▶ [What the task requires]: Of the lines in this material, how many contain "true"? Answer with a single number only.

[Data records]
▬▬▬
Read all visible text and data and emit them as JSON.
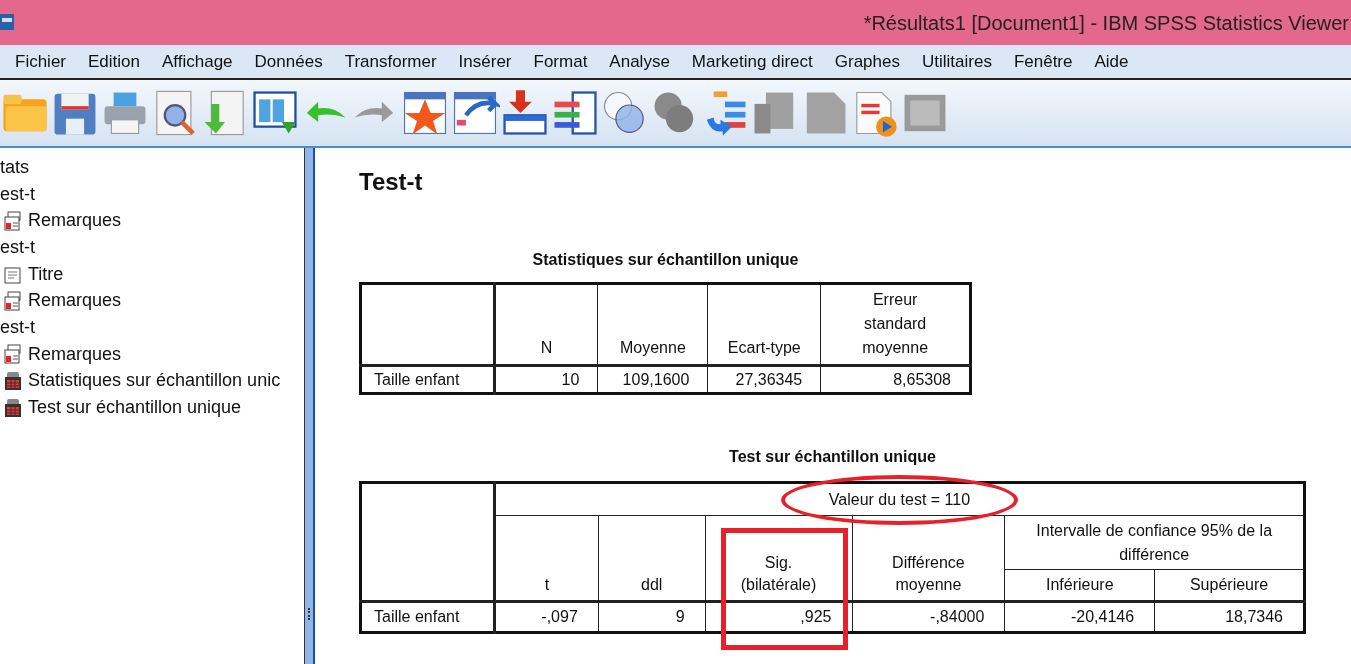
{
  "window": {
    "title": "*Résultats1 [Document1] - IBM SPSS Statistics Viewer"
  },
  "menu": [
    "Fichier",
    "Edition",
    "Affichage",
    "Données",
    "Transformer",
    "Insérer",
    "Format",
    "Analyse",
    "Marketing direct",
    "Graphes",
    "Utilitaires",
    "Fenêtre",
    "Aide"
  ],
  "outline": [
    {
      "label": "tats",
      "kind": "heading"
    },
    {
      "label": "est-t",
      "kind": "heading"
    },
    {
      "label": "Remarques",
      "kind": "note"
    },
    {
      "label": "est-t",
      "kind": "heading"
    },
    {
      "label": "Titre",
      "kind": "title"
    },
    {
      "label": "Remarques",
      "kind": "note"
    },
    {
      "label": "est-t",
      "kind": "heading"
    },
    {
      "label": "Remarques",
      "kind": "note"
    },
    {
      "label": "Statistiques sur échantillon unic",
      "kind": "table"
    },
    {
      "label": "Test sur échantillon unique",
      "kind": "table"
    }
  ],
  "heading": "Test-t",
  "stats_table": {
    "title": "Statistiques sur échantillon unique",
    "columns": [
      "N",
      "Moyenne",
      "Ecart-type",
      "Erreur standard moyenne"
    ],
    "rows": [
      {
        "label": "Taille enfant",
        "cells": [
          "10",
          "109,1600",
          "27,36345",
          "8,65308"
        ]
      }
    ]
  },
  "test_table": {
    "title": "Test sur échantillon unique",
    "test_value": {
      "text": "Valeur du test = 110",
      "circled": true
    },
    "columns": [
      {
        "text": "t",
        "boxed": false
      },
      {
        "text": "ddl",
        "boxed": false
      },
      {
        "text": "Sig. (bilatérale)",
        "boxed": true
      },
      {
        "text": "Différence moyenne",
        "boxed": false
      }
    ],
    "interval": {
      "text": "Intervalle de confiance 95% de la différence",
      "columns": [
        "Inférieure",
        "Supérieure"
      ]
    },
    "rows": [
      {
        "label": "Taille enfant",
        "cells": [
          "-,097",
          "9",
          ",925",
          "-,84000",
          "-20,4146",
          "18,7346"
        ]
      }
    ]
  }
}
▬▬▬
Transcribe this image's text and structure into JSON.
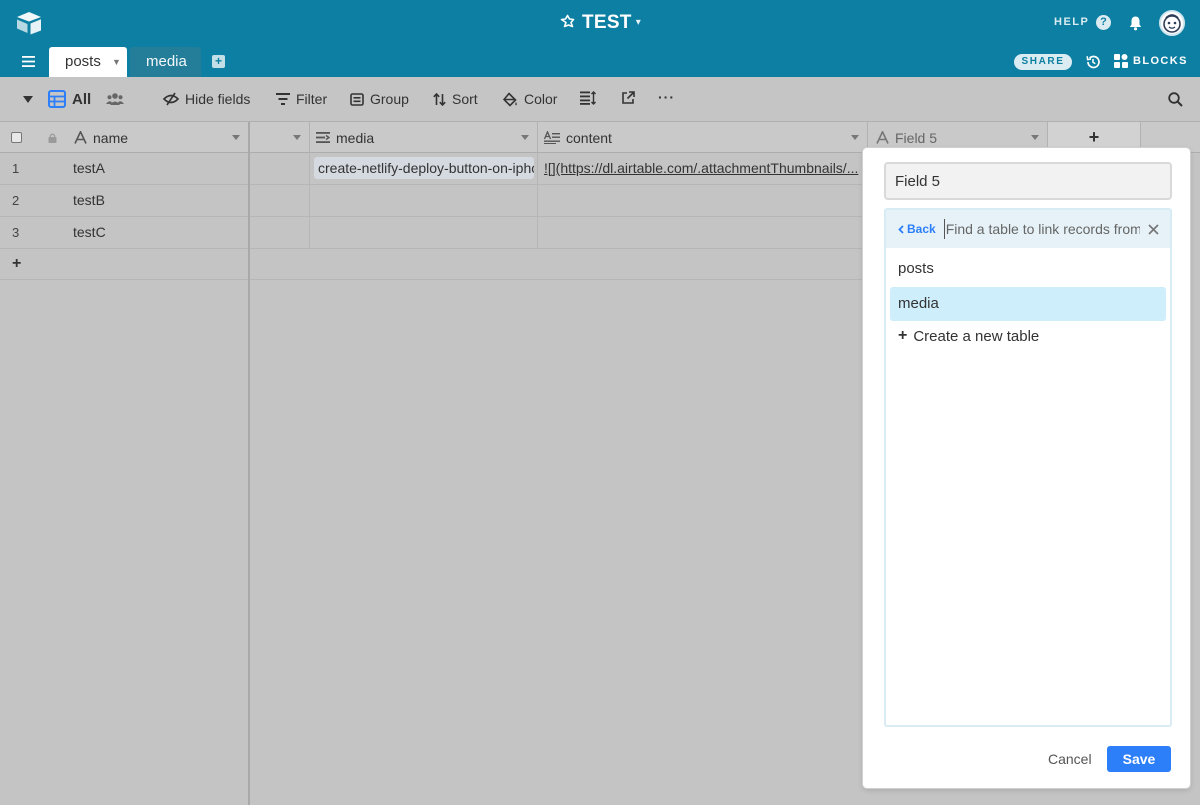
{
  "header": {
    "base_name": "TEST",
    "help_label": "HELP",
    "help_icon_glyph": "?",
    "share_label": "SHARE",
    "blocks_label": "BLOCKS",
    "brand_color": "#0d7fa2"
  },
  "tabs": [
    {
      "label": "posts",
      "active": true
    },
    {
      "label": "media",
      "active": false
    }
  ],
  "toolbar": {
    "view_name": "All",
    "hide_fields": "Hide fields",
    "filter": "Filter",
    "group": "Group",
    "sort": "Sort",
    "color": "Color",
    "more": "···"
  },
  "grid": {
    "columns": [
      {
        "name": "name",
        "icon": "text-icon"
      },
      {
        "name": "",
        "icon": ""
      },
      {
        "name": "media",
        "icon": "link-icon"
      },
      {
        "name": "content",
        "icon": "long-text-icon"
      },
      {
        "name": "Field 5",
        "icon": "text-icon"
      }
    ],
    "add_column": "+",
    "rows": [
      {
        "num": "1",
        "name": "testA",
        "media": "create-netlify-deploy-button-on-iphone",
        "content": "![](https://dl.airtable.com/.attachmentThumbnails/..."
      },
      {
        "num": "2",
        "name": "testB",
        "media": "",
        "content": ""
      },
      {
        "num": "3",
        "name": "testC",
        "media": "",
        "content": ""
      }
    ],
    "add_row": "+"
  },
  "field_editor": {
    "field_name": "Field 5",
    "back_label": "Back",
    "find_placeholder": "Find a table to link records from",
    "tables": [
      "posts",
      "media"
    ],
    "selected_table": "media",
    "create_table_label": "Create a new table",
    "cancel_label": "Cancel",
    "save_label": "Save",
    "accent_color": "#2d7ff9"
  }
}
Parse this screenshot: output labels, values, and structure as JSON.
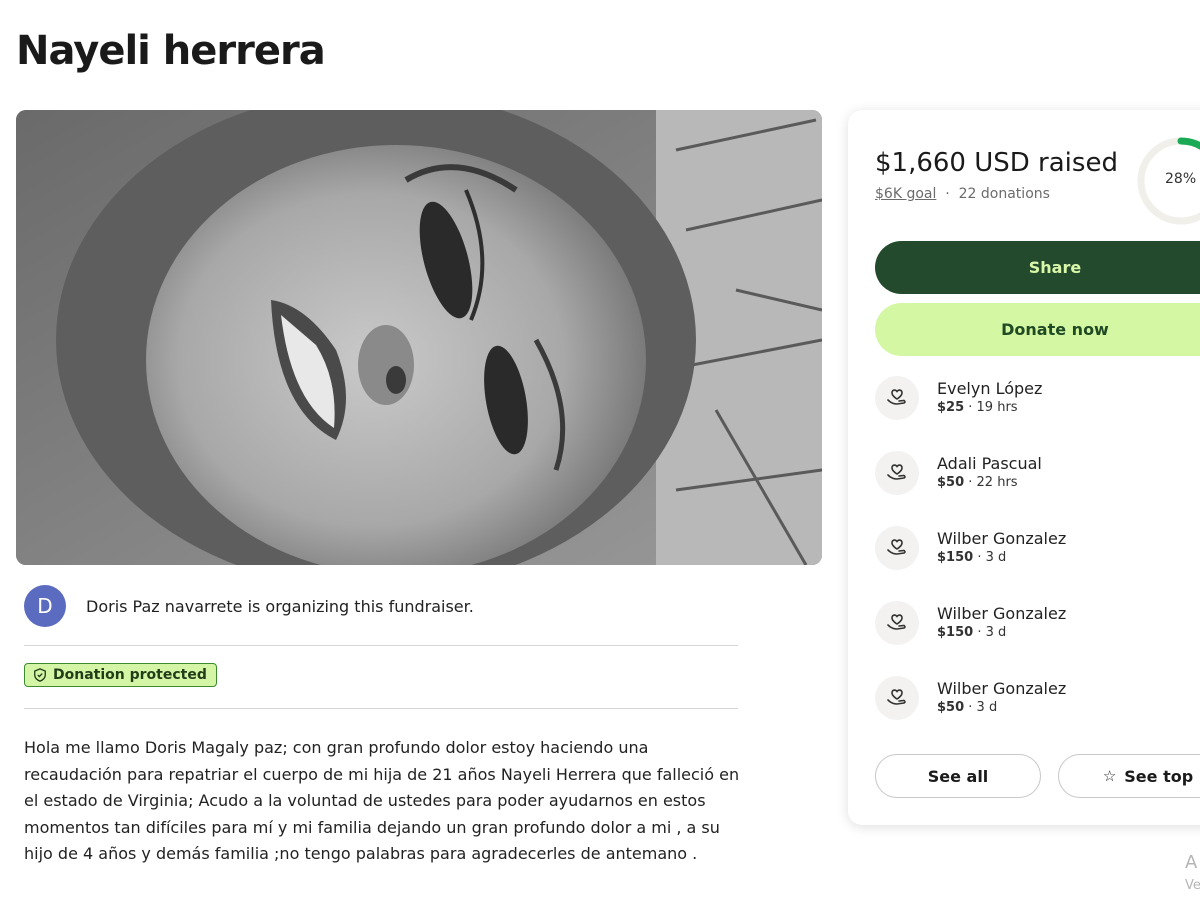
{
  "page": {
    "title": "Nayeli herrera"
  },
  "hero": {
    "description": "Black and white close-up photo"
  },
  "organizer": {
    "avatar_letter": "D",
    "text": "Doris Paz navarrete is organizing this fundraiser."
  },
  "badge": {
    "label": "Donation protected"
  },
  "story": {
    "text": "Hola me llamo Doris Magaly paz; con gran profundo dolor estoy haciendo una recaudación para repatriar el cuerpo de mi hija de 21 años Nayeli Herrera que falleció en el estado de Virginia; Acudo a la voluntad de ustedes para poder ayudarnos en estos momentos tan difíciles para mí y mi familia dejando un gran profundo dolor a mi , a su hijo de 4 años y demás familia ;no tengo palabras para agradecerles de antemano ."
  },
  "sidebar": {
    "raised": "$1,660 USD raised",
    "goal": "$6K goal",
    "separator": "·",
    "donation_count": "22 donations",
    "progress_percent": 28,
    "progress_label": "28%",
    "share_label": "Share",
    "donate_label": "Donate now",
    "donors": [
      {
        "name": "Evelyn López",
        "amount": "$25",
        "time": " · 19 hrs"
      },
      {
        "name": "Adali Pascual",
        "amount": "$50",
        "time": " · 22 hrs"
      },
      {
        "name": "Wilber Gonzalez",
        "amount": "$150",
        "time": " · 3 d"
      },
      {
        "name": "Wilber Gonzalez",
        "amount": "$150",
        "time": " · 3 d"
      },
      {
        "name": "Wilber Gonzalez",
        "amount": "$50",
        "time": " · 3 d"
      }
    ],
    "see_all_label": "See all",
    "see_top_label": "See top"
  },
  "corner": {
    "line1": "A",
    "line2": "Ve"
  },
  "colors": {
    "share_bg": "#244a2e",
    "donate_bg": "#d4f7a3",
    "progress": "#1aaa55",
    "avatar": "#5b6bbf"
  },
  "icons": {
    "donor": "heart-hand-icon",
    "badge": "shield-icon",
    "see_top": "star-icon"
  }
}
▬▬▬
▶ [Written response]: 3